─── Recorded information
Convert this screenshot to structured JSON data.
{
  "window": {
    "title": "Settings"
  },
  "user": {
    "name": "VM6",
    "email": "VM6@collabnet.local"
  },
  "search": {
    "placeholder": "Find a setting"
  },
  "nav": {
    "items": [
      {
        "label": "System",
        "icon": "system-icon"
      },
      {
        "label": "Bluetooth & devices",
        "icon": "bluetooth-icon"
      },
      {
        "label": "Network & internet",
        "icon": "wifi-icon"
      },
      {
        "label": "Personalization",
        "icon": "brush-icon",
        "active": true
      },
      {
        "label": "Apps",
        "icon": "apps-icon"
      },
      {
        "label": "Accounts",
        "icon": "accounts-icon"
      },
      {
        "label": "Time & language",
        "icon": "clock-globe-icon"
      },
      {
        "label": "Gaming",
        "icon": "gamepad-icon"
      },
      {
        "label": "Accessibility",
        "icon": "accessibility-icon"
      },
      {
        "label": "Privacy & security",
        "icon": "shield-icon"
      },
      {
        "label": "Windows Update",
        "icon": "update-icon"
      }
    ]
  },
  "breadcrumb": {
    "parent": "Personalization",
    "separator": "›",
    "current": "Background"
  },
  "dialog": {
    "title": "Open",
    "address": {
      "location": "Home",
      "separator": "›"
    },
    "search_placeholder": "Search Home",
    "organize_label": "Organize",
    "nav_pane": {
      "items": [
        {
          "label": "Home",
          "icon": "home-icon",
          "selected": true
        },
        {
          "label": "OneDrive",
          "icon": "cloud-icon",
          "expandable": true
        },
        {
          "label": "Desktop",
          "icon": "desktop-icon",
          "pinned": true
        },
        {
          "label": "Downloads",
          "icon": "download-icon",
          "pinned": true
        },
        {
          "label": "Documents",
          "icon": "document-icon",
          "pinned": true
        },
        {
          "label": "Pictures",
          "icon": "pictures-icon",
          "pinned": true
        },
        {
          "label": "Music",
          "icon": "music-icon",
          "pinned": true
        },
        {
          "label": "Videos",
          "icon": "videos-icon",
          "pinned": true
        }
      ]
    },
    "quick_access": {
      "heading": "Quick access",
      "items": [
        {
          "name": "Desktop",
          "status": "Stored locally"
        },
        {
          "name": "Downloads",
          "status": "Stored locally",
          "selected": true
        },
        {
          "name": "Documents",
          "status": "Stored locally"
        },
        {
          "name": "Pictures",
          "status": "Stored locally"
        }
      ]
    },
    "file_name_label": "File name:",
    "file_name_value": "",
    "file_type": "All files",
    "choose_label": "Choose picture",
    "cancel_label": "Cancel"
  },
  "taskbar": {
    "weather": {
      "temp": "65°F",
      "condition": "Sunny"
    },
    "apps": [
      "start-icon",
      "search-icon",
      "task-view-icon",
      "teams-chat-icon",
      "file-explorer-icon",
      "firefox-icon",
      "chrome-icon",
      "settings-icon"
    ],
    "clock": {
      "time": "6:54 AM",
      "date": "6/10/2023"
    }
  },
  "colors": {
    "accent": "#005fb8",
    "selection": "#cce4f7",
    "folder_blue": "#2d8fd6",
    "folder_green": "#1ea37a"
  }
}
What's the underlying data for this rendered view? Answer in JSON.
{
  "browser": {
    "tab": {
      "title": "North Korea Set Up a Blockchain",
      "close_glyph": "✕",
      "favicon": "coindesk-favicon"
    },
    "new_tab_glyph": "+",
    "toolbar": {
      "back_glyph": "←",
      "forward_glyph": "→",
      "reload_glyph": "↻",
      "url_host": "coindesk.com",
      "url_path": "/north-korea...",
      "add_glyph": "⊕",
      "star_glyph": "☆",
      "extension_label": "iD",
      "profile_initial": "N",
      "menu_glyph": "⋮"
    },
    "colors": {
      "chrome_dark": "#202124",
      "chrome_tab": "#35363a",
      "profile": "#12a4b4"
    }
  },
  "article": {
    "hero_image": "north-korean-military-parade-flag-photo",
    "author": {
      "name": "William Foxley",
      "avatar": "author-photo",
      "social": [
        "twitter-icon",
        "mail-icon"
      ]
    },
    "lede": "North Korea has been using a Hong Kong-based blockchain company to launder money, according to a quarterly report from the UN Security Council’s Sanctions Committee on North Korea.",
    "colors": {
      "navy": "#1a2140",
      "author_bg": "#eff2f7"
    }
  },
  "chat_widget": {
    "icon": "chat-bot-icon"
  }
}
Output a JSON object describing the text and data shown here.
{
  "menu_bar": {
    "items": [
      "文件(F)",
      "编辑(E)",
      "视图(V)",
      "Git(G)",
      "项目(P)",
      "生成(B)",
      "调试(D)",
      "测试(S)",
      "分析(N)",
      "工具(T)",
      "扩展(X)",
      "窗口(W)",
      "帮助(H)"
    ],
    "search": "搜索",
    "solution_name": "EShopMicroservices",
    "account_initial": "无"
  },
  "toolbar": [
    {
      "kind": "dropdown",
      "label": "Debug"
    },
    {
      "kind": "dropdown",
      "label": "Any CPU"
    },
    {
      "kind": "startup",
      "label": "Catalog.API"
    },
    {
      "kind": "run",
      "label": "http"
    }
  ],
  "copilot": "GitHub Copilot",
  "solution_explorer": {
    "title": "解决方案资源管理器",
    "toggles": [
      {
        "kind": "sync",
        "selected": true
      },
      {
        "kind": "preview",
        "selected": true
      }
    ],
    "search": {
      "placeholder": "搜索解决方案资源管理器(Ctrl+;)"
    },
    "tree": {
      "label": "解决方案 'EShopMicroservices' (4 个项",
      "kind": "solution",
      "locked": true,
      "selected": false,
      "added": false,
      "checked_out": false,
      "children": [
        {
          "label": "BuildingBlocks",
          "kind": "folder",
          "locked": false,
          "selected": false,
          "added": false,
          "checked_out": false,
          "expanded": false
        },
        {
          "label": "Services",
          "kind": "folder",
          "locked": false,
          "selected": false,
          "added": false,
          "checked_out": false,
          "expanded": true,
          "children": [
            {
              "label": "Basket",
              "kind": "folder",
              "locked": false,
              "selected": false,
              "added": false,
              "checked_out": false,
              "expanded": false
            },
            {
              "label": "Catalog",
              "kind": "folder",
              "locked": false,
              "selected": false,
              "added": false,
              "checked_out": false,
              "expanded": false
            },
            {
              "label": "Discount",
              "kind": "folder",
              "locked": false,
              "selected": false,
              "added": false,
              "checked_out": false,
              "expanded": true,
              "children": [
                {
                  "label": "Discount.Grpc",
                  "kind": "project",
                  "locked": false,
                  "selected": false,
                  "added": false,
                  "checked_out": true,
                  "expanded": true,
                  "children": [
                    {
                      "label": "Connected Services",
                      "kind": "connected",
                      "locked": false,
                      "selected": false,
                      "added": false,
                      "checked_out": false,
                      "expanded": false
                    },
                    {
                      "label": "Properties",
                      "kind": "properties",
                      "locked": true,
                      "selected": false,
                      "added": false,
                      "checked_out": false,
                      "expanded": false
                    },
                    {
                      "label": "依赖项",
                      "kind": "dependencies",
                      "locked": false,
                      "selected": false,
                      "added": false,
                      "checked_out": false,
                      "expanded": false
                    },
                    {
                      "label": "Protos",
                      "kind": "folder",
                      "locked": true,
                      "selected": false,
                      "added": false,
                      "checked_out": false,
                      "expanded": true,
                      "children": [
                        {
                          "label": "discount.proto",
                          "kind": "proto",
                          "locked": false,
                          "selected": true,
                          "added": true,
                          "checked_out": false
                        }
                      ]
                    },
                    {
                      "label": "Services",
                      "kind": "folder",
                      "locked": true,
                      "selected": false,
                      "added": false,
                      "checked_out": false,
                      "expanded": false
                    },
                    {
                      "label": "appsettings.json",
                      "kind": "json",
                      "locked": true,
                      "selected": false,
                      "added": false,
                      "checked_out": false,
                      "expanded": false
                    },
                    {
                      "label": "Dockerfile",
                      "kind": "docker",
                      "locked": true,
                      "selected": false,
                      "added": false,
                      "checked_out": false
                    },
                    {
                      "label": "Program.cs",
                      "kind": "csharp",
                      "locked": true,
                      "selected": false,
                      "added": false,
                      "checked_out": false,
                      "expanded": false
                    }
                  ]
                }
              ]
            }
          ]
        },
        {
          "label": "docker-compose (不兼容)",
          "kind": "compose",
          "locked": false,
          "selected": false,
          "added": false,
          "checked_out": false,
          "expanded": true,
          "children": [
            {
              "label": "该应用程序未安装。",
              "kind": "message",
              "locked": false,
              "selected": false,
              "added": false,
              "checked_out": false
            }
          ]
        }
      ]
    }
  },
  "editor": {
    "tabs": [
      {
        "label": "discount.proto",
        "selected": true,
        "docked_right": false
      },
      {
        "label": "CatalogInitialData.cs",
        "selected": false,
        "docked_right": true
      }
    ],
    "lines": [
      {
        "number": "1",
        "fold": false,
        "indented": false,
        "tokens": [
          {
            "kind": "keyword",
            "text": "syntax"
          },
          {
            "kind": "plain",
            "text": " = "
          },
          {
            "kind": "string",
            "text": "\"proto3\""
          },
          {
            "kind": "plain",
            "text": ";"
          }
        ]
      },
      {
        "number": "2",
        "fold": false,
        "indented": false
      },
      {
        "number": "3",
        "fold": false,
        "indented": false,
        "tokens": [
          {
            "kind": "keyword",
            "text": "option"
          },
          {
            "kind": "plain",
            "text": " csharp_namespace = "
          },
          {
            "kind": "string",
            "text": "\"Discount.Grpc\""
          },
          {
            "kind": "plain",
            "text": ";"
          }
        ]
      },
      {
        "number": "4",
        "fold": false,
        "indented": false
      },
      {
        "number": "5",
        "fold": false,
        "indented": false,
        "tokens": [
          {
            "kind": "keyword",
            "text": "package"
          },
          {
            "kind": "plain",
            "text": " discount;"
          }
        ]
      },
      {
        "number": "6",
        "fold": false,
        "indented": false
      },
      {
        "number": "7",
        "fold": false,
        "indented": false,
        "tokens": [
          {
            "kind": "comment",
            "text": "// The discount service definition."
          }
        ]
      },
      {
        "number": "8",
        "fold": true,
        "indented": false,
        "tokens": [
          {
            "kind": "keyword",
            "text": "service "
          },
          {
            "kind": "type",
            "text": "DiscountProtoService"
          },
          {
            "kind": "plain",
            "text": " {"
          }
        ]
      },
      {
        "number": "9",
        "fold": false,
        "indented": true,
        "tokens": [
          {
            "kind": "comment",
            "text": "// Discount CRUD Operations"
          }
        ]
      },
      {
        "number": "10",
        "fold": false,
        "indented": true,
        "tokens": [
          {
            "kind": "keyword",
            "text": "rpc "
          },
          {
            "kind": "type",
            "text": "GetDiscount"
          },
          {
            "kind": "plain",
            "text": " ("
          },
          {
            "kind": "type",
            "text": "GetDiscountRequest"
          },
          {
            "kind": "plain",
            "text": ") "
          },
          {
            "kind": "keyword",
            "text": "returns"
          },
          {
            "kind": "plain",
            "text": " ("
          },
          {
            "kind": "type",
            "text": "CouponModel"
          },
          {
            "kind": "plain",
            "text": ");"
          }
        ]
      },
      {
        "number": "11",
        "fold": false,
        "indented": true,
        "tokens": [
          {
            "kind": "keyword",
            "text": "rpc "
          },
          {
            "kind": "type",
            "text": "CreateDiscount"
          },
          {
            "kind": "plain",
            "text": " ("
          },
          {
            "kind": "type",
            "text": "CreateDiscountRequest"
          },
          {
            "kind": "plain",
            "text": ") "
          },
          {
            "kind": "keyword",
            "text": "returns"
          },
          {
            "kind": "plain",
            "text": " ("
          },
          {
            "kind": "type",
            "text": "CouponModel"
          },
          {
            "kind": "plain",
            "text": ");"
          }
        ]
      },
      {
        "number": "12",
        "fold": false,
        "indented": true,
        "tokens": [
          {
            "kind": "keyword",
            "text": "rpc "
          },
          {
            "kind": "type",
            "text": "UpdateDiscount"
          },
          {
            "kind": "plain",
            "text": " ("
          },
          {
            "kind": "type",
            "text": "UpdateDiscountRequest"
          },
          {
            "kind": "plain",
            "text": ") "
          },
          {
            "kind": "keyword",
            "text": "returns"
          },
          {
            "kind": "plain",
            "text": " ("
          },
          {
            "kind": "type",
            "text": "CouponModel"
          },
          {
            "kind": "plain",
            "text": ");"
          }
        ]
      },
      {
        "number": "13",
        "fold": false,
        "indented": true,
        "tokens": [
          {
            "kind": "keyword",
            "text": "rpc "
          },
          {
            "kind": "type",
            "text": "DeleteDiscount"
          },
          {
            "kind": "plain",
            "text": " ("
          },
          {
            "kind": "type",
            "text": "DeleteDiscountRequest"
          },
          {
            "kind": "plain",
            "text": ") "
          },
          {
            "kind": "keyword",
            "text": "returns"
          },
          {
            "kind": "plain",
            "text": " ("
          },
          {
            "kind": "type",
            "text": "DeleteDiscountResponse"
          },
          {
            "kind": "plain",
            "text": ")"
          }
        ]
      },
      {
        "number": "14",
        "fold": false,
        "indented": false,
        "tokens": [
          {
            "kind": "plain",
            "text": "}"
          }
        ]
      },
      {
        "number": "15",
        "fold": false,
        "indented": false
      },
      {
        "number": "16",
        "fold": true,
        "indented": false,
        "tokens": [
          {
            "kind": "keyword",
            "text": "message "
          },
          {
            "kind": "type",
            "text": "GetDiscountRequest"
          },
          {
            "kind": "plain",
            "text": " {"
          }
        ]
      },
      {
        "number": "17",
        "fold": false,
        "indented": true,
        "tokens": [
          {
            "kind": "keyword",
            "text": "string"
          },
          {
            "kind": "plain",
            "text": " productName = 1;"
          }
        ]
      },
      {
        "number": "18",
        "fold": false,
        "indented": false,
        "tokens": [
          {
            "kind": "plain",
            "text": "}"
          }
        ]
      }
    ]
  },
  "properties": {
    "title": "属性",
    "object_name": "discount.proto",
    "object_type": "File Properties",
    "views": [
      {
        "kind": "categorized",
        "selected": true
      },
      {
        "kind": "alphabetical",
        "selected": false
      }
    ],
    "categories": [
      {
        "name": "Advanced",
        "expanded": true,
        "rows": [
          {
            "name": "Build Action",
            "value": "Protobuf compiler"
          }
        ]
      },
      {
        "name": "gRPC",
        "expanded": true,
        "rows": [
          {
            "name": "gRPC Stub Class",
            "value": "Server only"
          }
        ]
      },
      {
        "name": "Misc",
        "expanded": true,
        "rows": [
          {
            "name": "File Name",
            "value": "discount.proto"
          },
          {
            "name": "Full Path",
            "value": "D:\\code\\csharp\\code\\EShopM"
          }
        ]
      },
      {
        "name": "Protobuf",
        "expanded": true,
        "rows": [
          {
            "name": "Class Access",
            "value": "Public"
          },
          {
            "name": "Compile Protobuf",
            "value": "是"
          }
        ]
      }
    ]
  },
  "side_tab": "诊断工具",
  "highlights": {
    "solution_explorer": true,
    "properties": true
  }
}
──────
Select and copy every line of the material that holds the string "Class".

[Written answer]
            "name": "gRPC Stub Class",
            "name": "Class Access",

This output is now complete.